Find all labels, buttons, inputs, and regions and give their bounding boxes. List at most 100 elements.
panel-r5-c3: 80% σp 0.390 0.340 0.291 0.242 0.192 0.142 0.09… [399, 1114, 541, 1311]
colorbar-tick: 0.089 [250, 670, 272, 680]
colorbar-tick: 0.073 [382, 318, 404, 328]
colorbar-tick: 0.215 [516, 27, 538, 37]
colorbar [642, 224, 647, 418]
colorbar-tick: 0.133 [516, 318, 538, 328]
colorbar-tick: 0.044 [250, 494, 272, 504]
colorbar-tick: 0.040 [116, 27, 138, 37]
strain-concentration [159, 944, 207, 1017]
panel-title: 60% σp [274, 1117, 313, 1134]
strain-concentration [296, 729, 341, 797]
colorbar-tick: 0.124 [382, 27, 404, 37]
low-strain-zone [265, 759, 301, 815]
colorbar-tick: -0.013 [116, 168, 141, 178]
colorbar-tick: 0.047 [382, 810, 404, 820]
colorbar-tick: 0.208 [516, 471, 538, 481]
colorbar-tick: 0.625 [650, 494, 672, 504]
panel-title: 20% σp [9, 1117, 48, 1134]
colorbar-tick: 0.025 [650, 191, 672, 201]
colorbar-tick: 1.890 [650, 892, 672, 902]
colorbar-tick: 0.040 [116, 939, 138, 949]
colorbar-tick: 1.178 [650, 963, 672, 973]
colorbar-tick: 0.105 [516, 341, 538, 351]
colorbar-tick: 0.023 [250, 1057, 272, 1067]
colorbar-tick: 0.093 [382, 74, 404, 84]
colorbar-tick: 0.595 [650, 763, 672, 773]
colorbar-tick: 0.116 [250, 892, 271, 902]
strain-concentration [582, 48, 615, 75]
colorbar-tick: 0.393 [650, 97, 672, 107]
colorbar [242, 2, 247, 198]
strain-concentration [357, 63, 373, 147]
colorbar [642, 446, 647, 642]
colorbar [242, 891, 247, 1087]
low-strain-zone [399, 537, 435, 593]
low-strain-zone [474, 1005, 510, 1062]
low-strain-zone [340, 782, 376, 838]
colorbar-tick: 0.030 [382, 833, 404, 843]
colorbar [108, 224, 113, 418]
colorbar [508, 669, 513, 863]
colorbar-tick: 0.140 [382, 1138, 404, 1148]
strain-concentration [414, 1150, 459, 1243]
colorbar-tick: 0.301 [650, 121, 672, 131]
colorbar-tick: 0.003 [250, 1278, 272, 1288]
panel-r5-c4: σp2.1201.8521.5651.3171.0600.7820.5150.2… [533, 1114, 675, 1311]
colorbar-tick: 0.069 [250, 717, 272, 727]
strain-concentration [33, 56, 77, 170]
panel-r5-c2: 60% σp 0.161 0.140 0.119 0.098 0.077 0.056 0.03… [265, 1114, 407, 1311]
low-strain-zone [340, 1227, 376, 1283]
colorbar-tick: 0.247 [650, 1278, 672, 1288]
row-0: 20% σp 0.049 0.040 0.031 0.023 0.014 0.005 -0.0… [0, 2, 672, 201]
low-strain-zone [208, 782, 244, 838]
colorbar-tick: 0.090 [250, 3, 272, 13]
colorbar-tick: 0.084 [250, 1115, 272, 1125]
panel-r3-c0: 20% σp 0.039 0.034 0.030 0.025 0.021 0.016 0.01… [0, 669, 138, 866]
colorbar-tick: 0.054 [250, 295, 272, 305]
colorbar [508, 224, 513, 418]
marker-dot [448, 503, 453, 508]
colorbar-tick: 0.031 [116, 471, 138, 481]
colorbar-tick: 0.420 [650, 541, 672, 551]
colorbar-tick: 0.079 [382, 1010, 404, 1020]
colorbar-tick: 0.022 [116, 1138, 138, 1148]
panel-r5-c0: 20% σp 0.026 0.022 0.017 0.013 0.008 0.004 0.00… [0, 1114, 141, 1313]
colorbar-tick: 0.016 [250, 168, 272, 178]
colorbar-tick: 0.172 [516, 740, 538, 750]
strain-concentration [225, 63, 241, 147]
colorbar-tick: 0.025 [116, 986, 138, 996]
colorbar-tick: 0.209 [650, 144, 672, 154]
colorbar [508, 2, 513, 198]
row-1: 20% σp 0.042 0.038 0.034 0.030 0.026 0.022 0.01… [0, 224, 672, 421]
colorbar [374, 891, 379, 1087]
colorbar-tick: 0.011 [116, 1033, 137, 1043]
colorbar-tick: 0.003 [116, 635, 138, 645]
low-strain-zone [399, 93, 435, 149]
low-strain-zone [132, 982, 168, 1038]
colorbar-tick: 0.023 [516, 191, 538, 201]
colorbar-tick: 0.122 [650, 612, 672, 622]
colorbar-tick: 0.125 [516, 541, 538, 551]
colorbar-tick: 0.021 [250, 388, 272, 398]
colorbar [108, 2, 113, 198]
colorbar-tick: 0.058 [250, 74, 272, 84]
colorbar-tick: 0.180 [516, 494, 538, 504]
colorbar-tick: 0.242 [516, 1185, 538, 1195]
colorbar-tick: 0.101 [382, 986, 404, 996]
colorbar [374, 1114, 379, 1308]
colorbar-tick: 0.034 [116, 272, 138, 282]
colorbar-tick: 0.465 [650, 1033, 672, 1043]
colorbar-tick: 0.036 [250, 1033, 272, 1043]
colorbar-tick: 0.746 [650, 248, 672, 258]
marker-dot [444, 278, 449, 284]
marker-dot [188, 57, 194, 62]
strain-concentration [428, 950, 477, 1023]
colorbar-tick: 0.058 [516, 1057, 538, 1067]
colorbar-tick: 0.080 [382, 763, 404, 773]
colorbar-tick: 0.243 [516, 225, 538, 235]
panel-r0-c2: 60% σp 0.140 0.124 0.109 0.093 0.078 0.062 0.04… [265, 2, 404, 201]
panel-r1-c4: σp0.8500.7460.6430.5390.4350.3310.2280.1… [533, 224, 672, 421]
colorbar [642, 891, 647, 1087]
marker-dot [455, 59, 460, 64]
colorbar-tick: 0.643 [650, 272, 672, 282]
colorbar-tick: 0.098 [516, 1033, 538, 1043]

* * *

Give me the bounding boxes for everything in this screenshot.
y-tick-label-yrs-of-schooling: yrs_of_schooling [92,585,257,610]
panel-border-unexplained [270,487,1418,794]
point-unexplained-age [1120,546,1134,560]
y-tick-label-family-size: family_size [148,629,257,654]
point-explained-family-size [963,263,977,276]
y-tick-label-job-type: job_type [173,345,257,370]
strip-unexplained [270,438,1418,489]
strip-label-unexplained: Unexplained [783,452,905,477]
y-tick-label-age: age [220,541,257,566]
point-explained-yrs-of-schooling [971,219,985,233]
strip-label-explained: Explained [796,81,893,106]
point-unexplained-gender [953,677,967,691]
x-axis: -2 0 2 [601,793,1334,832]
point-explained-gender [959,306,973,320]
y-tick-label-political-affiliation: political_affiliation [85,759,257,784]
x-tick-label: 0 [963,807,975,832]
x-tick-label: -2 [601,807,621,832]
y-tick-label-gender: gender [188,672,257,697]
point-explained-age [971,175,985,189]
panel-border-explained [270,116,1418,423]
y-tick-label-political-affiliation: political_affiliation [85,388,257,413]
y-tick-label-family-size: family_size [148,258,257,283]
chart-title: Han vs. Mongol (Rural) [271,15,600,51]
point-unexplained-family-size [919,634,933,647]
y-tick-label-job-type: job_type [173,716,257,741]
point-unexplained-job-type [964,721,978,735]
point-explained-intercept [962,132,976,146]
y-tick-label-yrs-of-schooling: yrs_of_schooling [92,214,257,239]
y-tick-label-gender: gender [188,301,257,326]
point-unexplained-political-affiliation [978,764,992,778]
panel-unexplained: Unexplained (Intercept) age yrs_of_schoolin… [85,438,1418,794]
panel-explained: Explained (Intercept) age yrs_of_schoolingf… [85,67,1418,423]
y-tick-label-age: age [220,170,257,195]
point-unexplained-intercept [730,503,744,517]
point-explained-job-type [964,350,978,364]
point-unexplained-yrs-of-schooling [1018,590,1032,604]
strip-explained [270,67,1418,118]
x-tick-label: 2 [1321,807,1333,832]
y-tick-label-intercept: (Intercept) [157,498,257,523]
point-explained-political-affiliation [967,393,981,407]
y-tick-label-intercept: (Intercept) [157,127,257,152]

→ **Task**
Give the rows that begin with the one containing "Give me the" and end with the one containing "point-explained-gender [959,306,973,320]" as a numbered list, leaving out any blank lines.

→ **Correct answer**
1. Give me the bounding boxes for everything in this screenshot.
2. y-tick-label-yrs-of-schooling: yrs_of_schooling [92,585,257,610]
3. panel-border-unexplained [270,487,1418,794]
4. point-unexplained-age [1120,546,1134,560]
5. y-tick-label-family-size: family_size [148,629,257,654]
6. point-explained-family-size [963,263,977,276]
7. y-tick-label-job-type: job_type [173,345,257,370]
8. strip-unexplained [270,438,1418,489]
9. strip-label-unexplained: Unexplained [783,452,905,477]
10. y-tick-label-age: age [220,541,257,566]
11. point-explained-yrs-of-schooling [971,219,985,233]
12. strip-label-explained: Explained [796,81,893,106]
13. point-unexplained-gender [953,677,967,691]
14. x-axis: -2 0 2 [601,793,1334,832]
15. point-explained-gender [959,306,973,320]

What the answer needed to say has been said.